◆ STATED EXERCISE ◆
Copy out every line in which the string "once" occurs.
· · · · ·
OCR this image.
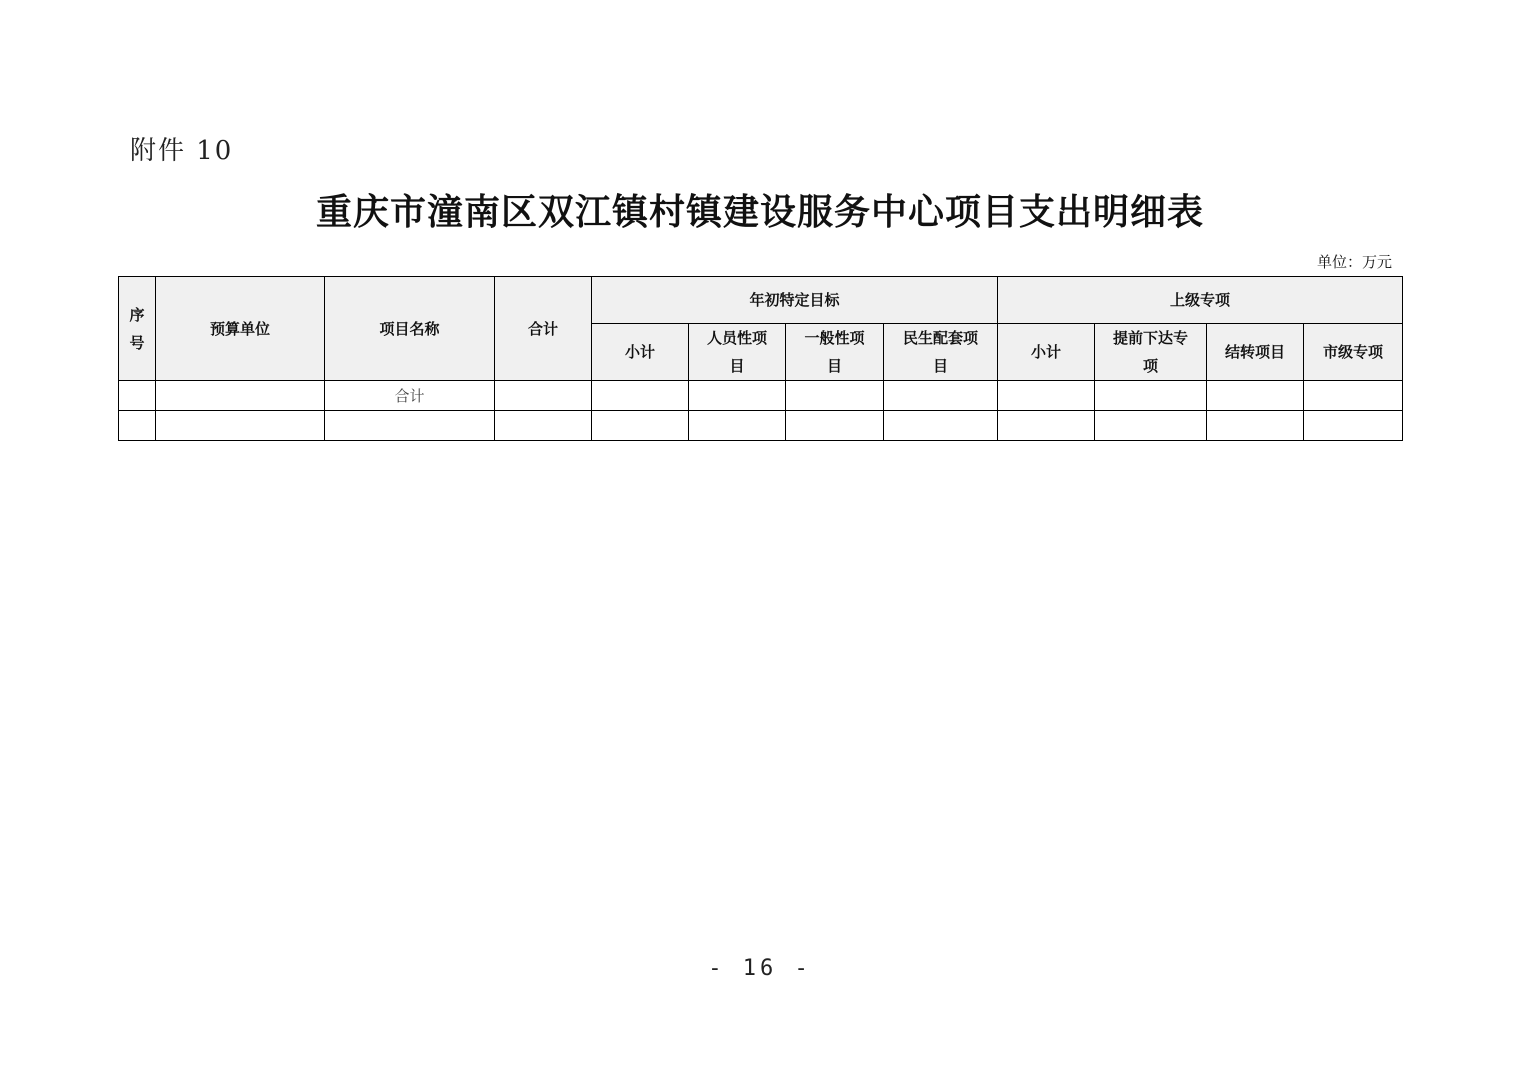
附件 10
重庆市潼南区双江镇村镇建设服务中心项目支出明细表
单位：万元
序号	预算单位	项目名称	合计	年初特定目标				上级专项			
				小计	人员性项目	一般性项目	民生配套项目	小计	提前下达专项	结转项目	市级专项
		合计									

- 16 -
· · · · ·
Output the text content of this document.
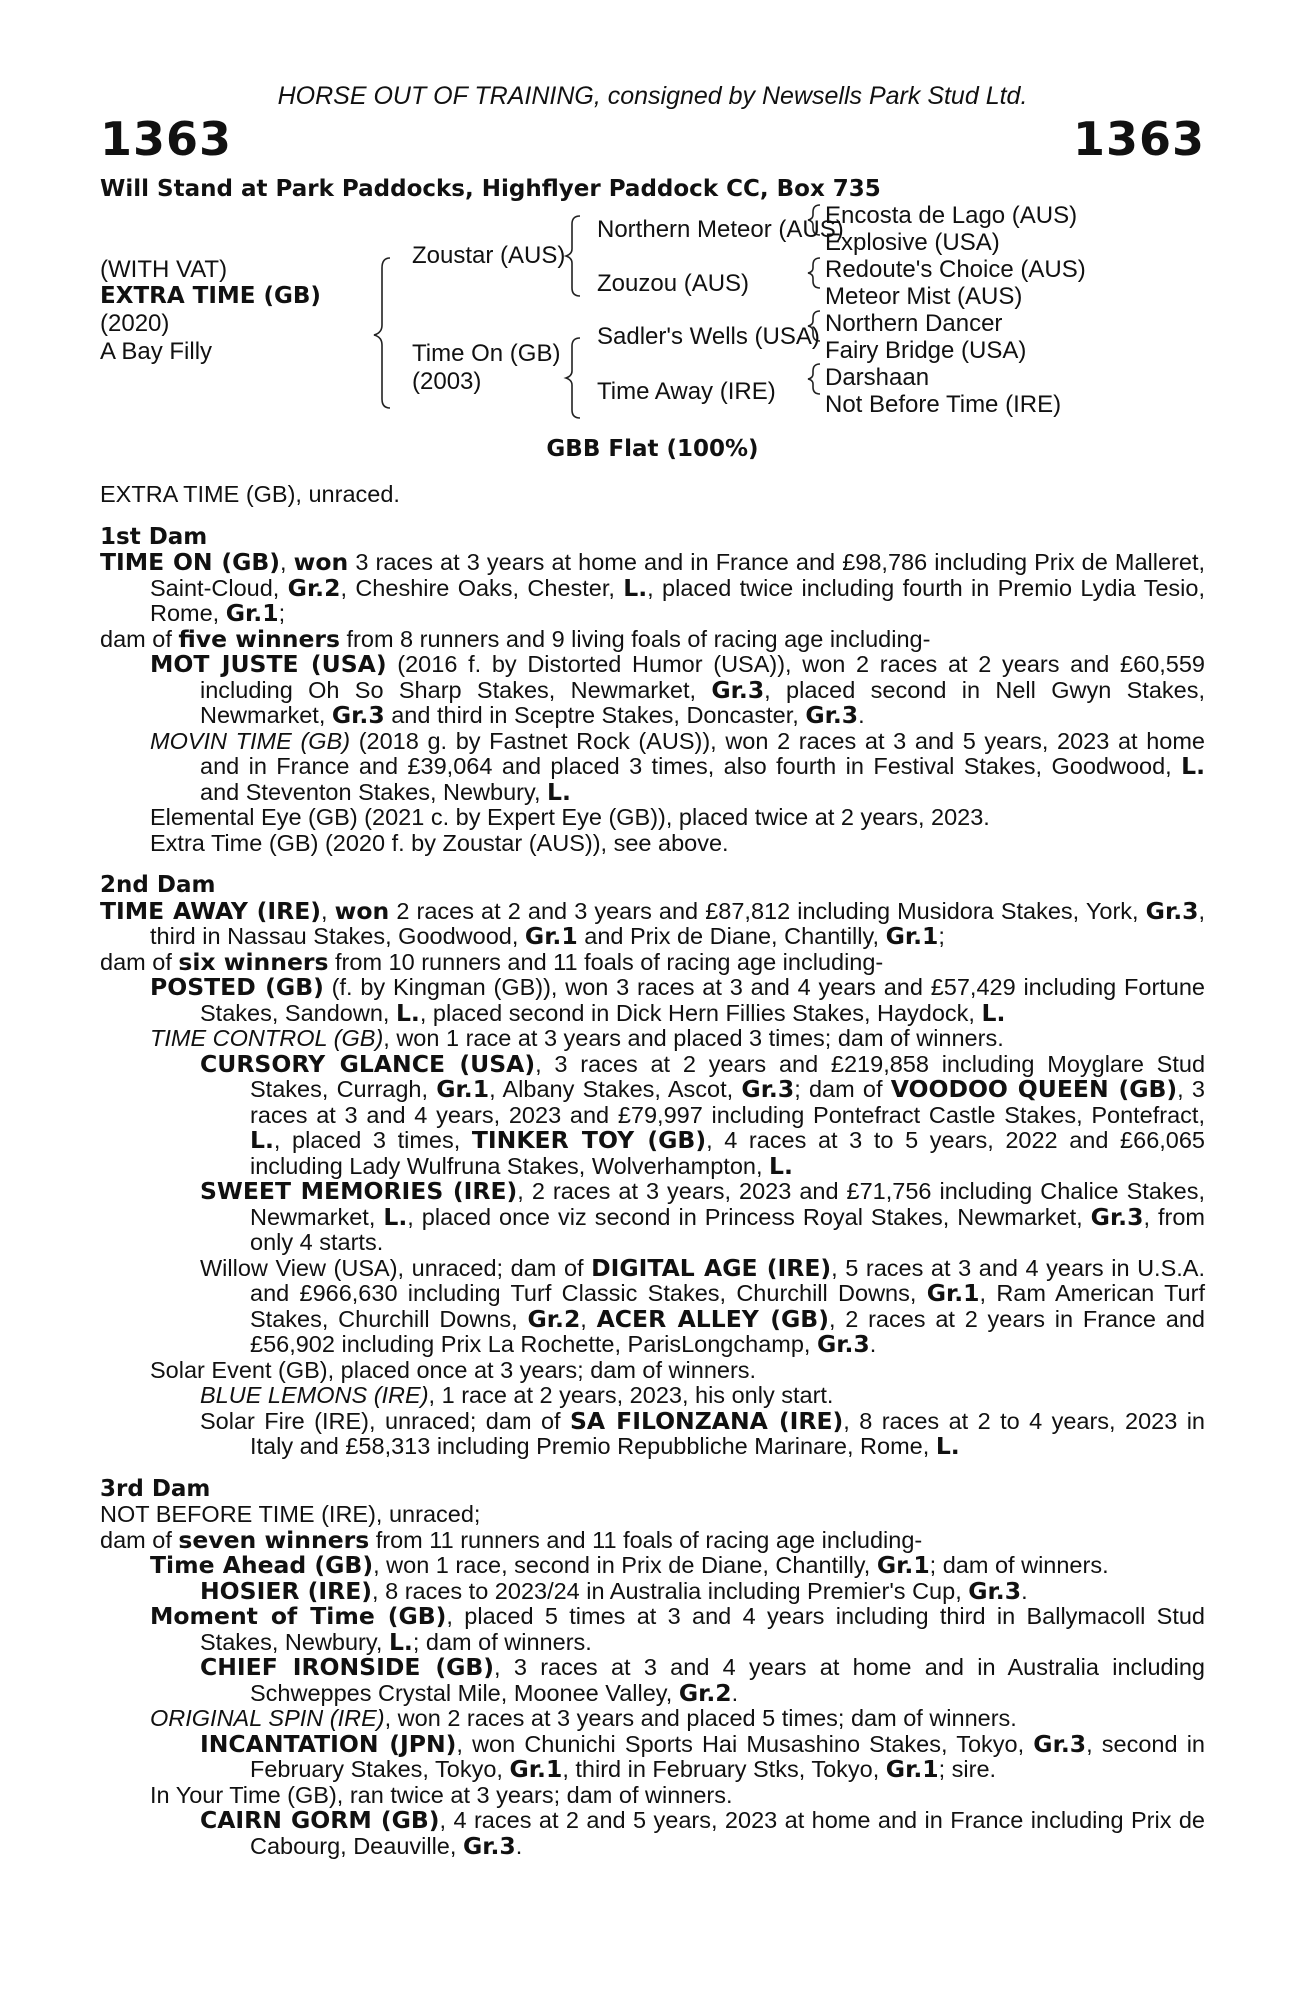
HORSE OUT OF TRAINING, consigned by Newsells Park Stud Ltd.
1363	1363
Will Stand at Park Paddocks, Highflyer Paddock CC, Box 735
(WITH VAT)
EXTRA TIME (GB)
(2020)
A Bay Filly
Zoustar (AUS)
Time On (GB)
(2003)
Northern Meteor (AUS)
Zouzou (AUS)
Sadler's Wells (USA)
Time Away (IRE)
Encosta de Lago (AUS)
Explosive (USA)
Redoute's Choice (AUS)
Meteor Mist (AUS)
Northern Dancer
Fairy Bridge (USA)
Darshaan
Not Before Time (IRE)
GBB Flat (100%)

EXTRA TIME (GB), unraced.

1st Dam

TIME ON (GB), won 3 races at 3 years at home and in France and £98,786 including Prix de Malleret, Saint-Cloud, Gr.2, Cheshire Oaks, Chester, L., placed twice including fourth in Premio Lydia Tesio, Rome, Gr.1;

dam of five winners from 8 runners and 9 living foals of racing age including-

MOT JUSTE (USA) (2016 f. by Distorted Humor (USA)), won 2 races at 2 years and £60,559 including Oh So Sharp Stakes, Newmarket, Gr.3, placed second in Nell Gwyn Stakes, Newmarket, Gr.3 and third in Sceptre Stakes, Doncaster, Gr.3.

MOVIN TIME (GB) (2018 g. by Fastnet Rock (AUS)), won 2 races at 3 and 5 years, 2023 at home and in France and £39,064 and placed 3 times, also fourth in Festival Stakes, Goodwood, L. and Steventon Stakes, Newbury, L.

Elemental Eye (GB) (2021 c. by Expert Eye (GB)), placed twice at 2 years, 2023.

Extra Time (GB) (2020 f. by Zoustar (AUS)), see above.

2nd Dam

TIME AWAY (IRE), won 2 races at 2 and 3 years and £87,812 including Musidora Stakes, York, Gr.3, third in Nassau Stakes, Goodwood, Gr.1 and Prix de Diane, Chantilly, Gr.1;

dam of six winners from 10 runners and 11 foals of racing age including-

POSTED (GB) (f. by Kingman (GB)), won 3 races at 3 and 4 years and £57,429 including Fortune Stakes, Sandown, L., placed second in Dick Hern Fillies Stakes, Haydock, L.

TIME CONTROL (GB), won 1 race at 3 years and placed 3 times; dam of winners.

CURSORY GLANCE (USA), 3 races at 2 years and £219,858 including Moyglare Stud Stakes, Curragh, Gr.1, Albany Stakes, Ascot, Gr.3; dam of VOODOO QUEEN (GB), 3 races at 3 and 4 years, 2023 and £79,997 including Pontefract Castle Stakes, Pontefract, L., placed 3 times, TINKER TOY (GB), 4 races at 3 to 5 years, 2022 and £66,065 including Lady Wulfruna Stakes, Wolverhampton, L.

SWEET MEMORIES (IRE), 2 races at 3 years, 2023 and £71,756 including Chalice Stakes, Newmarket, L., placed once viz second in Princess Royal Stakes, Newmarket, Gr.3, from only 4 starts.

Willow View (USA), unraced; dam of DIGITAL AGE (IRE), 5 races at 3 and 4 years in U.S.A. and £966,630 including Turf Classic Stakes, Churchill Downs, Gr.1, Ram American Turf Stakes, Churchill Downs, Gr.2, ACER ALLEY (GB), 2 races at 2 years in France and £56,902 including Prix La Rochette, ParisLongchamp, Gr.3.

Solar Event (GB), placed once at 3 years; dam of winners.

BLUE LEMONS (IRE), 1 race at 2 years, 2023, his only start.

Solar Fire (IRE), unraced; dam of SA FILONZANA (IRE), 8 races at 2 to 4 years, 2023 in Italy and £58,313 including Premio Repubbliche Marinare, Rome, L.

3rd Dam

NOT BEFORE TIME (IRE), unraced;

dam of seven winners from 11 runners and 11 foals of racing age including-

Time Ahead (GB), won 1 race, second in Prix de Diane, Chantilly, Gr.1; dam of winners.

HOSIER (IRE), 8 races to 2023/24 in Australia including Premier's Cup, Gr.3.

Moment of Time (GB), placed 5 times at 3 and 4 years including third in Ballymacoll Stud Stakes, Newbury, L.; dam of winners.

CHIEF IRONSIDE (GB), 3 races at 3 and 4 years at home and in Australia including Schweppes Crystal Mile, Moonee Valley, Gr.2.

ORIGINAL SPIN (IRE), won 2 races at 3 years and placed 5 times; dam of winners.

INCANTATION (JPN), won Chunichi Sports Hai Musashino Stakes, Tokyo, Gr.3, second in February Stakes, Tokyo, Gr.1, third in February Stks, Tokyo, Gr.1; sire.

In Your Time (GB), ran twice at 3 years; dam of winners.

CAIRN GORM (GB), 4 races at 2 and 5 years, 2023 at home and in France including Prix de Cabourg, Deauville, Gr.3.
· · · · ·
◆ RESPONSE TO THE TASK ◆
SWEET MEMORIES (IRE), 2 races at 3 years, 2023 and £71,756 including Chalice Stakes, Newmarket, L., placed once viz second in Princess Royal Stakes, Newmarket, Gr.3, from only 4 starts.
Solar Event (GB), placed once at 3 years; dam of winners.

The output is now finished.